Exercise aim. Pull out every line containing the string "from".

[start of Data]

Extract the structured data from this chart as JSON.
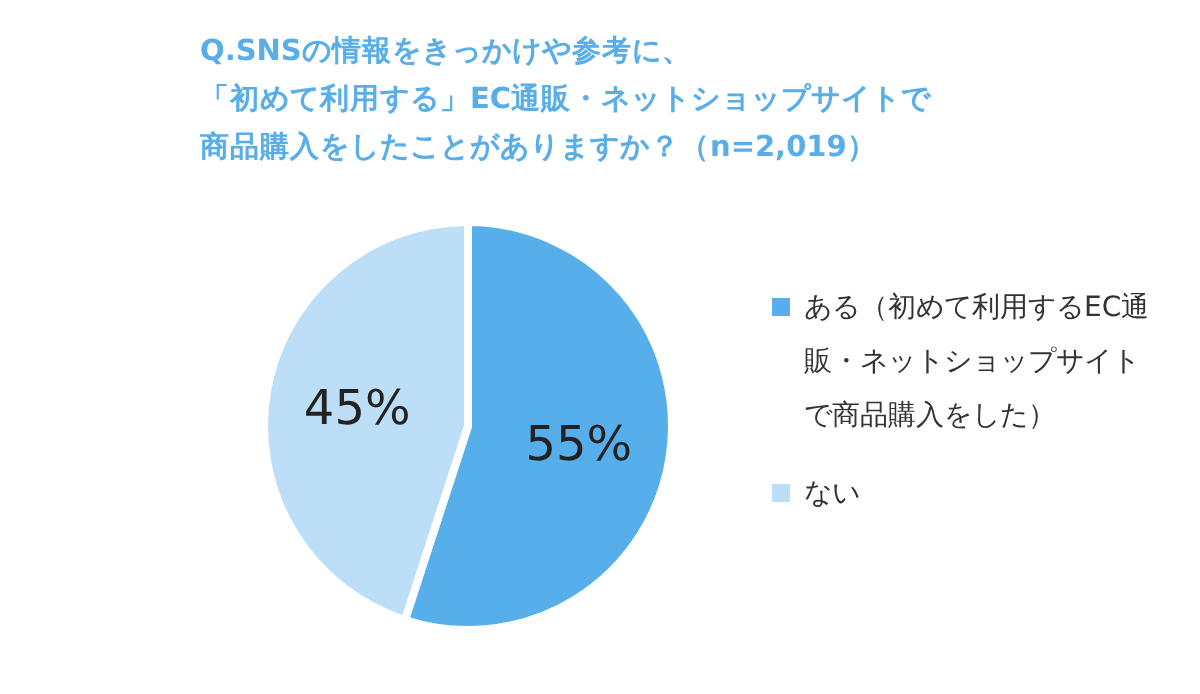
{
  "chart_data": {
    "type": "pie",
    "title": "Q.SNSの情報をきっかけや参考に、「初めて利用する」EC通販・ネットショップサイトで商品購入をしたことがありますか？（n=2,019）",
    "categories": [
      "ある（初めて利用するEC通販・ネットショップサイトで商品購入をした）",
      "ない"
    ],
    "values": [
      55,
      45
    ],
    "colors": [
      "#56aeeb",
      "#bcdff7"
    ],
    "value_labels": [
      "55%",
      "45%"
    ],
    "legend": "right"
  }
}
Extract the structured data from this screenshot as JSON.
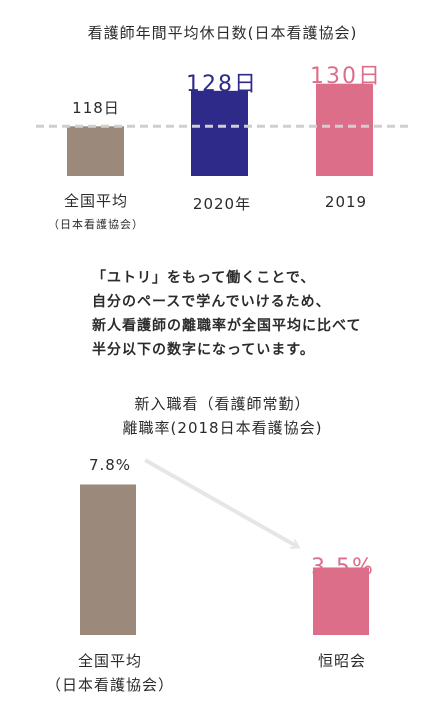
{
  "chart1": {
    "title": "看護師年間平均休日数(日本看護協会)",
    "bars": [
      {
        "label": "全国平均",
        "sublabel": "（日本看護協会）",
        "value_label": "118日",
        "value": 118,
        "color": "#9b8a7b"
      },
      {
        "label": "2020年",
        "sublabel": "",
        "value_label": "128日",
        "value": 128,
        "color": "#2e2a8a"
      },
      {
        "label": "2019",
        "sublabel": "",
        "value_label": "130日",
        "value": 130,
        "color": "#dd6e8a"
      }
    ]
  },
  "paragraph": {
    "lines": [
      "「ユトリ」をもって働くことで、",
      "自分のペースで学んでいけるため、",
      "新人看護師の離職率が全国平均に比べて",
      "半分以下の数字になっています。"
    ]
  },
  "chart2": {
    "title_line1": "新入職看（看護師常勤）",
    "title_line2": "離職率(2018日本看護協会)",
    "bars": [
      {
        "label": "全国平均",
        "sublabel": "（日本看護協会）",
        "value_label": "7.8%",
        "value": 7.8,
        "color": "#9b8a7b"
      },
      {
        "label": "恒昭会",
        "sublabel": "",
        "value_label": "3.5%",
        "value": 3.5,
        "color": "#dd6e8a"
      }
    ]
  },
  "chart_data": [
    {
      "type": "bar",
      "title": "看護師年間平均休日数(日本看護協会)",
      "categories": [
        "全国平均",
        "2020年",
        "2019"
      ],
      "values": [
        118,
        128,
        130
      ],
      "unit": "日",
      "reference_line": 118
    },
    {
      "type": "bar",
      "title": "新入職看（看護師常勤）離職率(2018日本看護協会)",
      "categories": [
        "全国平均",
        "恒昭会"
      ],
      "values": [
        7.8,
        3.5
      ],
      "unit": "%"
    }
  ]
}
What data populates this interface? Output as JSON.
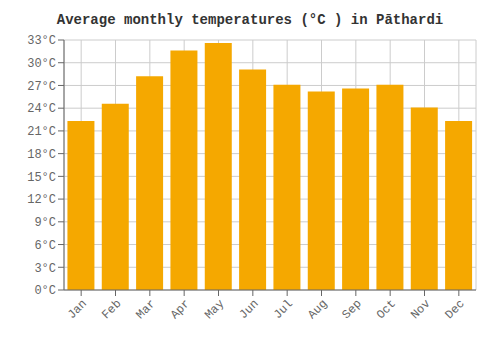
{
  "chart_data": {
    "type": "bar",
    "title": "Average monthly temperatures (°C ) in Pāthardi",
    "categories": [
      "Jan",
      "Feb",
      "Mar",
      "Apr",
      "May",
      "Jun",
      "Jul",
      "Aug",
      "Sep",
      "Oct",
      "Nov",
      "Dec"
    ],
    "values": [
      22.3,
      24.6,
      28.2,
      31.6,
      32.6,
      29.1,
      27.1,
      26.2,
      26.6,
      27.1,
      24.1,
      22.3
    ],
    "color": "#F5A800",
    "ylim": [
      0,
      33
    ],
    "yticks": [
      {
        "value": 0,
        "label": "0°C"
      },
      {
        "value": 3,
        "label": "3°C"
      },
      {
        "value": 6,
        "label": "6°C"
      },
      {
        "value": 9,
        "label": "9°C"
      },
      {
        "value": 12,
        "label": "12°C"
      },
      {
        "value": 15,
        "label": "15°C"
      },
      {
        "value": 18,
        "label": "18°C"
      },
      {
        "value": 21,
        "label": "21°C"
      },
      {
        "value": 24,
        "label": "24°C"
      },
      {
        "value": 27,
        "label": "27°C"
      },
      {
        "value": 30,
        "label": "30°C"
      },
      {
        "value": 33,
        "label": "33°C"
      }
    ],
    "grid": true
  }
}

[end of Data]
[start of Data]

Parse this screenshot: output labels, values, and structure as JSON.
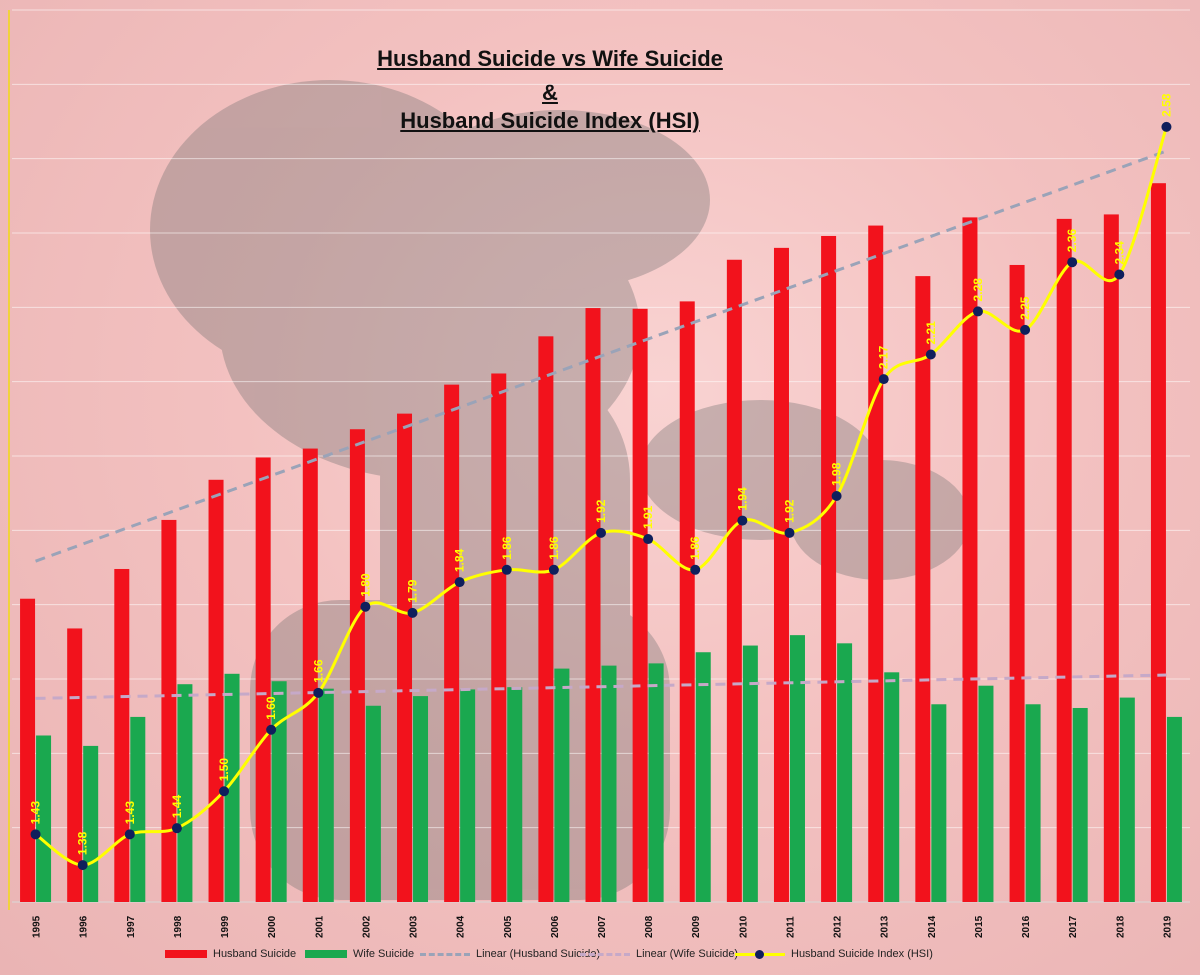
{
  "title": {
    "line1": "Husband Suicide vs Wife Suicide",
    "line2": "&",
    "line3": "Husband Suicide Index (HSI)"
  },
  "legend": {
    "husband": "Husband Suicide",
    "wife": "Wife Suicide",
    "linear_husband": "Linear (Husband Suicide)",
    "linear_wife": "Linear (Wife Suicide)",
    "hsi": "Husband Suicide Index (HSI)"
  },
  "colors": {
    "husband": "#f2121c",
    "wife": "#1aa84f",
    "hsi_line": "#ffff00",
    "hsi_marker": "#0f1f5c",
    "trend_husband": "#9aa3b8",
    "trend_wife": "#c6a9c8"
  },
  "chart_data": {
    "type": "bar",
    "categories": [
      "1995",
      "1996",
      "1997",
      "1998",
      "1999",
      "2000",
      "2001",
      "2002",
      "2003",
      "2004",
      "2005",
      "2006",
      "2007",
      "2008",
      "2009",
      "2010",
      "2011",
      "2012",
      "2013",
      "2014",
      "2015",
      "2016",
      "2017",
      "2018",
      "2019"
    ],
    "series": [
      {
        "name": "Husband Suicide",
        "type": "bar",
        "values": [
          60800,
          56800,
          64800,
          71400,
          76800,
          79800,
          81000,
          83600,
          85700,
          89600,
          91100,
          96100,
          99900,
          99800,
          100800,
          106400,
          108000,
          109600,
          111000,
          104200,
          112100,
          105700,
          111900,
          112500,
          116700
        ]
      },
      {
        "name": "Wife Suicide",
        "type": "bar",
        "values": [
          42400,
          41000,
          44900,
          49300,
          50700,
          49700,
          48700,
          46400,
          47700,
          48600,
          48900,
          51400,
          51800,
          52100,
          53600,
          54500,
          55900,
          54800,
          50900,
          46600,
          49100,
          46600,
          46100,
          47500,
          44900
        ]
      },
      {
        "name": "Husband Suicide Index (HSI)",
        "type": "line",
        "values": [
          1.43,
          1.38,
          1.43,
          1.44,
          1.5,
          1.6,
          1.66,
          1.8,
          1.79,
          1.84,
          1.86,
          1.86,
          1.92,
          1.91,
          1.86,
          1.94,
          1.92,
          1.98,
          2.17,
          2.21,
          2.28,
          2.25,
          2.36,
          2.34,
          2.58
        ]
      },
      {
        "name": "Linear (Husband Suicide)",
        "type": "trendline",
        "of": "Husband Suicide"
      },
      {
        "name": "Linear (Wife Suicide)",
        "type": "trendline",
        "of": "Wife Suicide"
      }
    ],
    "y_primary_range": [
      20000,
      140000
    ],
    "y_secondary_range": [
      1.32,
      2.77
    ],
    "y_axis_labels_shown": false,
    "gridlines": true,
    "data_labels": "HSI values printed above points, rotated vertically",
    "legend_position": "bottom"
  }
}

[end of Data]

Written response.
Extract the structured data from this chart as JSON.
Extract the structured data from this screenshot as JSON.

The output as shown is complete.